-- Source extract --
Wang Shen ( 1036 –  1093), courtesy name Jinqing, was a Chinese calligrapher, painter, poet, and politician of the Song dynasty. He is best known for his surviving paintings, poetry, and calligraphy , and for his relationships with prominent statesmen and early amateur literati artists such as Su Shi, Huang Tingjian and Mi Fu.

Life
Born in the city of Taiyuan, Shanxi Province, Wang rose to a senior military position before marrying Princess Shuguo (1051-1080), the daughter of Emperor Yingzong of Song. Her older brother, Emperor Shenzong of Song, succeeded Yingzong to the throne.

In 1079, Wang was implicated in a political scandal by virtue of his friendship with Su Shi and demoted as a result of the Crow Terrace Poetry Trial, before later being exiled from the Song capital for three years.

-- Task objective --
From the passage on Wang Shen, return word for word the part that opens with the words containing "Wang Shen ( 1036" and closes with "to the throne.".

-- Recorded data --
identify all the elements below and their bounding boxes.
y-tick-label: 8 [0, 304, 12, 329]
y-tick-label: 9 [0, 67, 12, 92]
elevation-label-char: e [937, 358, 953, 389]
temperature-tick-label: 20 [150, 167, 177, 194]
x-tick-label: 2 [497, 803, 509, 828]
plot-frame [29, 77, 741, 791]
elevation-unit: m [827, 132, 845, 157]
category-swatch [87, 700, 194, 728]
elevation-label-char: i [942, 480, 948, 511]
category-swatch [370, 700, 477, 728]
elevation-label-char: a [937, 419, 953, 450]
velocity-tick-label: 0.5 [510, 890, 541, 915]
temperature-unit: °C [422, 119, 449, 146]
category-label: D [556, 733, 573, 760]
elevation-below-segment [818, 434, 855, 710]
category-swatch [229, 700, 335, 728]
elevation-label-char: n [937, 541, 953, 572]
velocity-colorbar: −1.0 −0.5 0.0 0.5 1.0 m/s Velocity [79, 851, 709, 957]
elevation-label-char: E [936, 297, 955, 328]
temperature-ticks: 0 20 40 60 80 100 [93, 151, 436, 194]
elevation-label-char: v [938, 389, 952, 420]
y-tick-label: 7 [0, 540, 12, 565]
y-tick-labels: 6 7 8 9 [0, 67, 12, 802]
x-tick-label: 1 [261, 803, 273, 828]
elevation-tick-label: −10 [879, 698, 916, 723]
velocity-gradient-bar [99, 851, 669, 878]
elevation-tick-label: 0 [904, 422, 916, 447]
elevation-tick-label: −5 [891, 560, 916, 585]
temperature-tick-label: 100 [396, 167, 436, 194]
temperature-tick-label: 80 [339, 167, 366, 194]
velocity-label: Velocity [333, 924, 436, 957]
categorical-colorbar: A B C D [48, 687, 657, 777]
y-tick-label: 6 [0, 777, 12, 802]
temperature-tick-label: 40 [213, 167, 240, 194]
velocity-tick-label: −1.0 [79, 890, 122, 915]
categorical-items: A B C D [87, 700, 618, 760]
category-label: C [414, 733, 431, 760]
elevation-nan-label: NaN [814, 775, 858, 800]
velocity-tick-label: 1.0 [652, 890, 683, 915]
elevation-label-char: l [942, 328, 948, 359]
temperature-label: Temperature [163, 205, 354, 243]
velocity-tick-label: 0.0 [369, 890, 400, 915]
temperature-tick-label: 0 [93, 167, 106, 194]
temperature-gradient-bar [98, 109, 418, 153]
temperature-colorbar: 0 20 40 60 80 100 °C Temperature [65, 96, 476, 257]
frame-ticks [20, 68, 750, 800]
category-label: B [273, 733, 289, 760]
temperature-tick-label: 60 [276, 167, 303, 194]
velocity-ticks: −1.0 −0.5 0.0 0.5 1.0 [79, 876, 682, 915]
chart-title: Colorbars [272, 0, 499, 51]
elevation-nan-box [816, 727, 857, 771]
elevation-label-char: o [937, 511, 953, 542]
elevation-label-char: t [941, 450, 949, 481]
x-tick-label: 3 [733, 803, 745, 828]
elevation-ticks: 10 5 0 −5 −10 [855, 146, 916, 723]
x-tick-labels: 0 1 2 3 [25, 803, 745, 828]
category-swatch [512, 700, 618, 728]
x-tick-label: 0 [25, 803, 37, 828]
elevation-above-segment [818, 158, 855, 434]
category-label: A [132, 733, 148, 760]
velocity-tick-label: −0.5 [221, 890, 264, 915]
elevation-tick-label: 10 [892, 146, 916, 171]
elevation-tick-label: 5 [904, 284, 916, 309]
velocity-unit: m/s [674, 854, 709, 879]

-- Exercise result --
Wang Shen ( 1036 –  1093), courtesy name Jinqing, was a Chinese calligrapher, painter, poet, and politician of the Song dynasty. He is best known for his surviving paintings, poetry, and calligraphy , and for his relationships with prominent statesmen and early amateur literati artists such as Su Shi, Huang Tingjian and Mi Fu.

Life
Born in the city of Taiyuan, Shanxi Province, Wang rose to a senior military position before marrying Princess Shuguo (1051-1080), the daughter of Emperor Yingzong of Song. Her older brother, Emperor Shenzong of Song, succeeded Yingzong to the throne.